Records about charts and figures
····················

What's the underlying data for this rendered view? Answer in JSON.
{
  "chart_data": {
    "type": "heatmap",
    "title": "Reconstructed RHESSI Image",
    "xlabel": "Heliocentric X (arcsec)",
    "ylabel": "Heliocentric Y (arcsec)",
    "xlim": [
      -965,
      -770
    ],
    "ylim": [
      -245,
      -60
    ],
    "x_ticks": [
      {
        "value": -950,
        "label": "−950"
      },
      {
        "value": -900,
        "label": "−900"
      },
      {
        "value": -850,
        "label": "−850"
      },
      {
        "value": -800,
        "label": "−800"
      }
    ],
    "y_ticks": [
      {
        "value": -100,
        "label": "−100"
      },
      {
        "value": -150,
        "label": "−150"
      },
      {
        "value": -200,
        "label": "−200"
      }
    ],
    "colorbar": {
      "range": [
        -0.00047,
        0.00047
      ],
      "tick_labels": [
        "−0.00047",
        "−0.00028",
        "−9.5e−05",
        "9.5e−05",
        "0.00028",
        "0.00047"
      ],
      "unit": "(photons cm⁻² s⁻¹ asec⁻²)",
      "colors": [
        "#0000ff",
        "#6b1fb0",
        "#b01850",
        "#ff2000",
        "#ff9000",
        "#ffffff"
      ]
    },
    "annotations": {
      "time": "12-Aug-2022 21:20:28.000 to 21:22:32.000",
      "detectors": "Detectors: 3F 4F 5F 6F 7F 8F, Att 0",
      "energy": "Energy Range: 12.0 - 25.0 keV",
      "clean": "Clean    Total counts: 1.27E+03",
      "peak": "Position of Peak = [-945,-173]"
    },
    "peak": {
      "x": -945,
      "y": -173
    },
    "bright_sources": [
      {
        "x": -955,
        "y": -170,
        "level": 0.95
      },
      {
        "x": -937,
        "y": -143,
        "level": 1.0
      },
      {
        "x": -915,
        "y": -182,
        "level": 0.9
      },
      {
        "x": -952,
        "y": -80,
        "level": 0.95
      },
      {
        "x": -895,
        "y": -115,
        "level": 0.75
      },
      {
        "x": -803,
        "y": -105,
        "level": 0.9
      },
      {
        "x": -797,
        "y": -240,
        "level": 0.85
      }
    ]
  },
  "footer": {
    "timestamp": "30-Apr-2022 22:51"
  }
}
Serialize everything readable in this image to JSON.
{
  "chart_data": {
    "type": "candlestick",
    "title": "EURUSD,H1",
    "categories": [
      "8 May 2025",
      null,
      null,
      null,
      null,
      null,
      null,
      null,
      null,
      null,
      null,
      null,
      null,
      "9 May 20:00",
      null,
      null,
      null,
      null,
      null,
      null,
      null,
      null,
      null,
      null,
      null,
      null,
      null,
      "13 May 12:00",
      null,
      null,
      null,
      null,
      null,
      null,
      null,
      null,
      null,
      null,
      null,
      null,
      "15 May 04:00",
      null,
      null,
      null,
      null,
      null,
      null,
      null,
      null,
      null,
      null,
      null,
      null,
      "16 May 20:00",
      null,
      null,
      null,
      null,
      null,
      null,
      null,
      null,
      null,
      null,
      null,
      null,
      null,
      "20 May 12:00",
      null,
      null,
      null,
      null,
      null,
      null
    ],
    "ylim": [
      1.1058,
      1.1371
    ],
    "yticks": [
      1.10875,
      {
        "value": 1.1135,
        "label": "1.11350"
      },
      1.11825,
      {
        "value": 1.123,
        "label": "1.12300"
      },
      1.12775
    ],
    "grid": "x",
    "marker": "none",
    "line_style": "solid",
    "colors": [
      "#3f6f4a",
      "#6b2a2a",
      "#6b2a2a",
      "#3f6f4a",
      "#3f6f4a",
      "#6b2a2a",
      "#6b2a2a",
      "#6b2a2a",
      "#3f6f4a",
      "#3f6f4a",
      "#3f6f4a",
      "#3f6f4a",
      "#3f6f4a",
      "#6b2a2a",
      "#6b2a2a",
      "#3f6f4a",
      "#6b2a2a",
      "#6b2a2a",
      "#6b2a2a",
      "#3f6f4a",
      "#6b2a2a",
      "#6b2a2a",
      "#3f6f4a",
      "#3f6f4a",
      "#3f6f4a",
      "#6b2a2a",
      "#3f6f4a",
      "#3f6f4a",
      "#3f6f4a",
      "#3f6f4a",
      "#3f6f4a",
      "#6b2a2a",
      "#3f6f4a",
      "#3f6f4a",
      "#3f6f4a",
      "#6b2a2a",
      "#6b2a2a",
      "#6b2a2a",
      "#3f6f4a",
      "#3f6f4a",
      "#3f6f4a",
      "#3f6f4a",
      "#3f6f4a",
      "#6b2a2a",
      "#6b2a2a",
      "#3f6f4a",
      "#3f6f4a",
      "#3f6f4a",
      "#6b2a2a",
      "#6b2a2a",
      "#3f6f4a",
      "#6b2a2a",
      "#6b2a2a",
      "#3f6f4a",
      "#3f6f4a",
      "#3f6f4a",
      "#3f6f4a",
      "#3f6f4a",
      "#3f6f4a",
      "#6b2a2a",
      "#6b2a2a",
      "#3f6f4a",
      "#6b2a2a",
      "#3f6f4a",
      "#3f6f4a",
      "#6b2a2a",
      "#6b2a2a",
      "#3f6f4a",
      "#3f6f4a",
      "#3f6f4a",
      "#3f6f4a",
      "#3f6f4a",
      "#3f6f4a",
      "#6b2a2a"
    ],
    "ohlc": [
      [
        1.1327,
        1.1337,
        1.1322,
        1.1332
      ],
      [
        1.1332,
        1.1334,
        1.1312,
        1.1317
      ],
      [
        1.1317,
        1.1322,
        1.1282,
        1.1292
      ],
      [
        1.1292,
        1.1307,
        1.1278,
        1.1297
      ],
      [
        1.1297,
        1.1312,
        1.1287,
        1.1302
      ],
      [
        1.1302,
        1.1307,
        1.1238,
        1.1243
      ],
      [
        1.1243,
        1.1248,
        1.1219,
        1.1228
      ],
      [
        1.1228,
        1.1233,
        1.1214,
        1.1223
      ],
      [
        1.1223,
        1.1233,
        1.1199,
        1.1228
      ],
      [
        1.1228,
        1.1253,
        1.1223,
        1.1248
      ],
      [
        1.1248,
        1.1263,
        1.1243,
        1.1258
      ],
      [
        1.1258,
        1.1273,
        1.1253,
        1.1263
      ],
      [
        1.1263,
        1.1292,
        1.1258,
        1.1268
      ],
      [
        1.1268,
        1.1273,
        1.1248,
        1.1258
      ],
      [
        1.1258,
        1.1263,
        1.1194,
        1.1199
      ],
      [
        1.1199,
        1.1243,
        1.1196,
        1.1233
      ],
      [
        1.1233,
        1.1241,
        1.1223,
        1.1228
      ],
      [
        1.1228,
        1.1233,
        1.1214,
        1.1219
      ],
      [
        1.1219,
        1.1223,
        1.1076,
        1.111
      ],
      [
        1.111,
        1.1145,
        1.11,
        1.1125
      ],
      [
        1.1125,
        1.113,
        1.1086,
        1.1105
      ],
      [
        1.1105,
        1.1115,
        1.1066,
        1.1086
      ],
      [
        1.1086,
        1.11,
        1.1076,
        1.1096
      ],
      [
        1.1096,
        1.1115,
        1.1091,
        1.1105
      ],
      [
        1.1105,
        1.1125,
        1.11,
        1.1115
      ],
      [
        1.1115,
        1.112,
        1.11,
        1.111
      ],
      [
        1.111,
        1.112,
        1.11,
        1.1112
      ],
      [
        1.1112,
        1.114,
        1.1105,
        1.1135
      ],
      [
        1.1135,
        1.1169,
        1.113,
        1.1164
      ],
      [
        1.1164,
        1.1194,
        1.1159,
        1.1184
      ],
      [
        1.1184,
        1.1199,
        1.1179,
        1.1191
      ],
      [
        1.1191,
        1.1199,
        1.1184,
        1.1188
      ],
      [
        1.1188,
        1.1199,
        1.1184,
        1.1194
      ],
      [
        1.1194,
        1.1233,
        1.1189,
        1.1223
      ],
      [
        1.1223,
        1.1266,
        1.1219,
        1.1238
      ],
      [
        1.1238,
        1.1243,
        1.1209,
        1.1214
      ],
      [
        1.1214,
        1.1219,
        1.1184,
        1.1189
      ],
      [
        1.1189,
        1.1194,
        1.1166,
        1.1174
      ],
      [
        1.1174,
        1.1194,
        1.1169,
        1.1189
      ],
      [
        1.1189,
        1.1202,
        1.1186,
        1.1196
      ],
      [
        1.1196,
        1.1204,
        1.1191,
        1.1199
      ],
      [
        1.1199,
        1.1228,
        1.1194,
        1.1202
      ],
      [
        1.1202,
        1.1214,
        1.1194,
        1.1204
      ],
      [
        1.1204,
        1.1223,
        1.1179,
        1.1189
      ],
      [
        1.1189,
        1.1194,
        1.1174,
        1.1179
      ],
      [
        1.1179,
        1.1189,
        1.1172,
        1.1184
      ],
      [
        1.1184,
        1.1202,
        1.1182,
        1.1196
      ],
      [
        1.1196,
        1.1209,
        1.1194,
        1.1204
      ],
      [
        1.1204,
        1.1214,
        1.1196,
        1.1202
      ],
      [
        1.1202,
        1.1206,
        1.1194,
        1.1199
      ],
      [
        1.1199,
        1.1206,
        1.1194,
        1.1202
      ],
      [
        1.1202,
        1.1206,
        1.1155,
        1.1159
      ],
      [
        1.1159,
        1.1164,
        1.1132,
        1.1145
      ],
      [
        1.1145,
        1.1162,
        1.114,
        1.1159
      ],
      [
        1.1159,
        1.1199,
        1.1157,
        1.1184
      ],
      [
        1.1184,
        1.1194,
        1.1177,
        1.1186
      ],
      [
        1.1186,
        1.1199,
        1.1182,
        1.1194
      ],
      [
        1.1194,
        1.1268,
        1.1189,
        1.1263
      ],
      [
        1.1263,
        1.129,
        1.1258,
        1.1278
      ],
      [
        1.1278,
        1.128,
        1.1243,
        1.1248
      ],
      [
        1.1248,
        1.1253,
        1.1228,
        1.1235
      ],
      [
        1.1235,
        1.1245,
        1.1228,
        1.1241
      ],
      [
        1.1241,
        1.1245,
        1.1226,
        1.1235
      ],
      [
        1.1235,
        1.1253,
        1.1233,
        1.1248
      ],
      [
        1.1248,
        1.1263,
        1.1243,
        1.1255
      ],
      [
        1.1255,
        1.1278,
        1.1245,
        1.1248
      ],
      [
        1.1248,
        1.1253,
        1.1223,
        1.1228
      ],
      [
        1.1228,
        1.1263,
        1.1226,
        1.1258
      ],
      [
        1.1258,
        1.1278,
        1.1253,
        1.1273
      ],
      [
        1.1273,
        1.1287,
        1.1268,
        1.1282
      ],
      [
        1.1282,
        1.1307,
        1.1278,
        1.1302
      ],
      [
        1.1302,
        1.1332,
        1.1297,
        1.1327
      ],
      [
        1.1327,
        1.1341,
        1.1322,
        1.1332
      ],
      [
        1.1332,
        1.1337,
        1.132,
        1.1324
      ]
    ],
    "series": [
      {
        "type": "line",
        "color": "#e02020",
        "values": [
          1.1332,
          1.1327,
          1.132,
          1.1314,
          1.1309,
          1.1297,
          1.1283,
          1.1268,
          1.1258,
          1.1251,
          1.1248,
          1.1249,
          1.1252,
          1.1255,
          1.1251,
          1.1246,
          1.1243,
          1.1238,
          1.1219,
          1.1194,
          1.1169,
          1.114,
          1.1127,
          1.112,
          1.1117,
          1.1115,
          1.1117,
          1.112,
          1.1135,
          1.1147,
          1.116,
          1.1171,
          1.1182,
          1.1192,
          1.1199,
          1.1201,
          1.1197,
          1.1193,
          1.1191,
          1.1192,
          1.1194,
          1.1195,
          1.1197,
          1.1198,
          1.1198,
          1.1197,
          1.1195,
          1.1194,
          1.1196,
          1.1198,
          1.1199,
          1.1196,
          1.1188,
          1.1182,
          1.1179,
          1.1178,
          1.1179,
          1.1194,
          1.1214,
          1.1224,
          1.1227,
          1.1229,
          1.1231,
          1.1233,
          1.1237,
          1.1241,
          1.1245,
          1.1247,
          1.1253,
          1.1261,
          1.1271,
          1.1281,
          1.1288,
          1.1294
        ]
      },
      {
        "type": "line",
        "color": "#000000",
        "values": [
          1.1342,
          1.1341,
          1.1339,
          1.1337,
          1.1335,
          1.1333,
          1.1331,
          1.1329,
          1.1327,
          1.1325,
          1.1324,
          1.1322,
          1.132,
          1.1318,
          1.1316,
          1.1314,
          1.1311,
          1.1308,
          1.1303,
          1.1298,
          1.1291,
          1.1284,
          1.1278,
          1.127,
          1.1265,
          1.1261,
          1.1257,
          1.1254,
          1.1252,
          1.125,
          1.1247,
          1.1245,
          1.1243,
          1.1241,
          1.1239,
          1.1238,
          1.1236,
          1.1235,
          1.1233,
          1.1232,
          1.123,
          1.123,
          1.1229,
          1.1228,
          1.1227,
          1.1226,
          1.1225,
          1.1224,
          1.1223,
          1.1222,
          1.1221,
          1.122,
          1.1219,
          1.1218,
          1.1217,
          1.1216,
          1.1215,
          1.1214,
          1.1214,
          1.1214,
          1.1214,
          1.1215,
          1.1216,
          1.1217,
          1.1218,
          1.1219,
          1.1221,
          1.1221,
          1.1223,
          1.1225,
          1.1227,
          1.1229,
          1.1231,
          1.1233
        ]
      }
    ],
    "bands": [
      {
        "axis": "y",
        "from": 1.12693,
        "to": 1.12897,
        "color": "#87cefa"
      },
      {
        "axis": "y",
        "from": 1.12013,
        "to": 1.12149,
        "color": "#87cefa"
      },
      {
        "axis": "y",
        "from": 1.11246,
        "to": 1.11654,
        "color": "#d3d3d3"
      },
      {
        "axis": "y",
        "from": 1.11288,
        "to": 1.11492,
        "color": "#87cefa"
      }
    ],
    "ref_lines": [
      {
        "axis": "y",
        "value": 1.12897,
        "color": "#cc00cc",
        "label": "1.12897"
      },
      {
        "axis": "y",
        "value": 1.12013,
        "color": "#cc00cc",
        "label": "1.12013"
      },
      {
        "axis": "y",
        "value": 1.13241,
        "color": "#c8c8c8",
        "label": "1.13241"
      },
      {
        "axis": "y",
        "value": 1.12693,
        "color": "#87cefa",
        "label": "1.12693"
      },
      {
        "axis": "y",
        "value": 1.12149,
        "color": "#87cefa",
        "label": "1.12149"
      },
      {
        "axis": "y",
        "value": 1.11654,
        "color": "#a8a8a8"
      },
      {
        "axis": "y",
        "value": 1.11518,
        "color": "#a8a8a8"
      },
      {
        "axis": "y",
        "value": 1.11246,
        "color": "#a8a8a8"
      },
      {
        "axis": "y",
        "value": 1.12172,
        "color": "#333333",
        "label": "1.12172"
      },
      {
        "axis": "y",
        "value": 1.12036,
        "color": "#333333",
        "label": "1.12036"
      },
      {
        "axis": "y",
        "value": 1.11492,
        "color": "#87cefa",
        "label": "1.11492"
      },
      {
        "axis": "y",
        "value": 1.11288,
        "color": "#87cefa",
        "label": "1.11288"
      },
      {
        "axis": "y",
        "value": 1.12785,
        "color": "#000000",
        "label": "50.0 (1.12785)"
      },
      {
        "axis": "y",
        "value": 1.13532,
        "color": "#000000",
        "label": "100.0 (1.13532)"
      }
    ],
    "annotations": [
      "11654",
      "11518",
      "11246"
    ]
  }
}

····················

> **Task directions**: Identify each line in the entries with the word "level" and copy it.

> **Response to this exercise**:
        "level": 0.95
        "level": 1.0
        "level": 0.9
        "level": 0.95
        "level": 0.75
        "level": 0.9
        "level": 0.85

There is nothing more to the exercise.